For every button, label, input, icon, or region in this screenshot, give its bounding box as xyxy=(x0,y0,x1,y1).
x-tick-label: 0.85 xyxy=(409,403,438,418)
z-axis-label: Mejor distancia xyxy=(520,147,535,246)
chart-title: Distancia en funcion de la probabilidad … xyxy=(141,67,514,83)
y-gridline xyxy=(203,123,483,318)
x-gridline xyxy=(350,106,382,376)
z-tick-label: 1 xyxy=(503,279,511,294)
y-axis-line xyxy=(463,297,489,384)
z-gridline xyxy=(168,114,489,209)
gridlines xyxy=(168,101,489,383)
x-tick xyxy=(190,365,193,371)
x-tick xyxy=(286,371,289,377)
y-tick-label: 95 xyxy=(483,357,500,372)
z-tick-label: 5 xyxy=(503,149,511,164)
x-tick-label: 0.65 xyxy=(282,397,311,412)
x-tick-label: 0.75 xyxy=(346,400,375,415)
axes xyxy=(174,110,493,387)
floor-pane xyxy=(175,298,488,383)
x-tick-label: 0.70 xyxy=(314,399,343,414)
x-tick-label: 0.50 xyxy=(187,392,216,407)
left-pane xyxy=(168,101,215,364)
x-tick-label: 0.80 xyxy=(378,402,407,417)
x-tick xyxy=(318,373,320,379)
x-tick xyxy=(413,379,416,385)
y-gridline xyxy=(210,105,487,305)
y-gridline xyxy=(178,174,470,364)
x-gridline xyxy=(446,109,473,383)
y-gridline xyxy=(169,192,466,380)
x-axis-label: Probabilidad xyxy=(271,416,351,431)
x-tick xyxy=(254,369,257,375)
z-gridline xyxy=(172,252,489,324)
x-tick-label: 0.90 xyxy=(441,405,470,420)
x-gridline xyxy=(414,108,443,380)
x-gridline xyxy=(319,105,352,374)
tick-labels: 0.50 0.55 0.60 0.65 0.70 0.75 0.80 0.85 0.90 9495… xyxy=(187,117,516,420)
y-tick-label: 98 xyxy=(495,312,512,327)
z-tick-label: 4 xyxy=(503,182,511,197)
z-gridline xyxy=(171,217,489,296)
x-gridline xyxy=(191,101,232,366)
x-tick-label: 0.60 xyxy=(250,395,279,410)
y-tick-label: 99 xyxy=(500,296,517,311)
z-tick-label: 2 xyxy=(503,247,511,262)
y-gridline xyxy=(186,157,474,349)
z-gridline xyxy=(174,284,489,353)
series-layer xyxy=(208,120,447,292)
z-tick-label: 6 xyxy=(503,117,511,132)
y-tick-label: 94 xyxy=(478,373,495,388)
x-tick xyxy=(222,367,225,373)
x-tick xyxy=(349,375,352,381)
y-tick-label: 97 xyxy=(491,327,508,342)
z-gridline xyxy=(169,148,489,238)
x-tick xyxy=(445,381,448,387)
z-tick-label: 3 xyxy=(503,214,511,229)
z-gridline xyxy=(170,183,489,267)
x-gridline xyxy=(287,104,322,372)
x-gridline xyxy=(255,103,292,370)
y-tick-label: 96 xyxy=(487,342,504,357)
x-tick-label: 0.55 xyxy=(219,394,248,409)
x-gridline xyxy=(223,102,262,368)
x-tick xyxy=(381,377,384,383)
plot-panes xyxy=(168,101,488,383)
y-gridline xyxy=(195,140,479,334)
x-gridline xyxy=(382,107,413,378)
# # # # #
To be done — Rewrite all the records above with "Mejor distancia" replaced by "Distancia óptima", leaving everything else as it is.

Complete answer —
For every button, label, input, icon, or region in this screenshot, give its bounding box as xyxy=(x0,y0,x1,y1).
x-tick-label: 0.85 xyxy=(409,403,438,418)
z-axis-label: Distancia óptima xyxy=(520,147,535,246)
chart-title: Distancia en funcion de la probabilidad … xyxy=(141,67,514,83)
y-gridline xyxy=(203,123,483,318)
x-gridline xyxy=(350,106,382,376)
z-tick-label: 1 xyxy=(503,279,511,294)
y-axis-line xyxy=(463,297,489,384)
z-gridline xyxy=(168,114,489,209)
gridlines xyxy=(168,101,489,383)
x-tick xyxy=(190,365,193,371)
x-tick xyxy=(286,371,289,377)
y-tick-label: 95 xyxy=(483,357,500,372)
z-tick-label: 5 xyxy=(503,149,511,164)
x-tick-label: 0.65 xyxy=(282,397,311,412)
x-tick-label: 0.75 xyxy=(346,400,375,415)
axes xyxy=(174,110,493,387)
floor-pane xyxy=(175,298,488,383)
x-tick-label: 0.70 xyxy=(314,399,343,414)
x-tick-label: 0.50 xyxy=(187,392,216,407)
left-pane xyxy=(168,101,215,364)
x-tick-label: 0.80 xyxy=(378,402,407,417)
x-tick xyxy=(318,373,320,379)
x-tick xyxy=(413,379,416,385)
y-gridline xyxy=(210,105,487,305)
y-gridline xyxy=(178,174,470,364)
x-gridline xyxy=(446,109,473,383)
y-gridline xyxy=(169,192,466,380)
x-axis-label: Probabilidad xyxy=(271,416,351,431)
x-tick xyxy=(254,369,257,375)
z-gridline xyxy=(172,252,489,324)
x-tick-label: 0.90 xyxy=(441,405,470,420)
x-gridline xyxy=(414,108,443,380)
x-gridline xyxy=(319,105,352,374)
tick-labels: 0.50 0.55 0.60 0.65 0.70 0.75 0.80 0.85 0.90 9495… xyxy=(187,117,516,420)
y-tick-label: 98 xyxy=(495,312,512,327)
z-tick-label: 4 xyxy=(503,182,511,197)
z-gridline xyxy=(171,217,489,296)
x-gridline xyxy=(191,101,232,366)
x-tick-label: 0.60 xyxy=(250,395,279,410)
y-tick-label: 99 xyxy=(500,296,517,311)
z-tick-label: 2 xyxy=(503,247,511,262)
y-gridline xyxy=(186,157,474,349)
z-gridline xyxy=(174,284,489,353)
series-layer xyxy=(208,120,447,292)
z-tick-label: 6 xyxy=(503,117,511,132)
y-tick-label: 94 xyxy=(478,373,495,388)
x-tick xyxy=(222,367,225,373)
x-tick xyxy=(349,375,352,381)
y-tick-label: 97 xyxy=(491,327,508,342)
z-gridline xyxy=(169,148,489,238)
x-tick xyxy=(445,381,448,387)
z-tick-label: 3 xyxy=(503,214,511,229)
z-gridline xyxy=(170,183,489,267)
x-gridline xyxy=(287,104,322,372)
x-gridline xyxy=(255,103,292,370)
y-tick-label: 96 xyxy=(487,342,504,357)
x-tick-label: 0.55 xyxy=(219,394,248,409)
x-gridline xyxy=(223,102,262,368)
x-tick xyxy=(381,377,384,383)
plot-panes xyxy=(168,101,488,383)
y-gridline xyxy=(195,140,479,334)
x-gridline xyxy=(382,107,413,378)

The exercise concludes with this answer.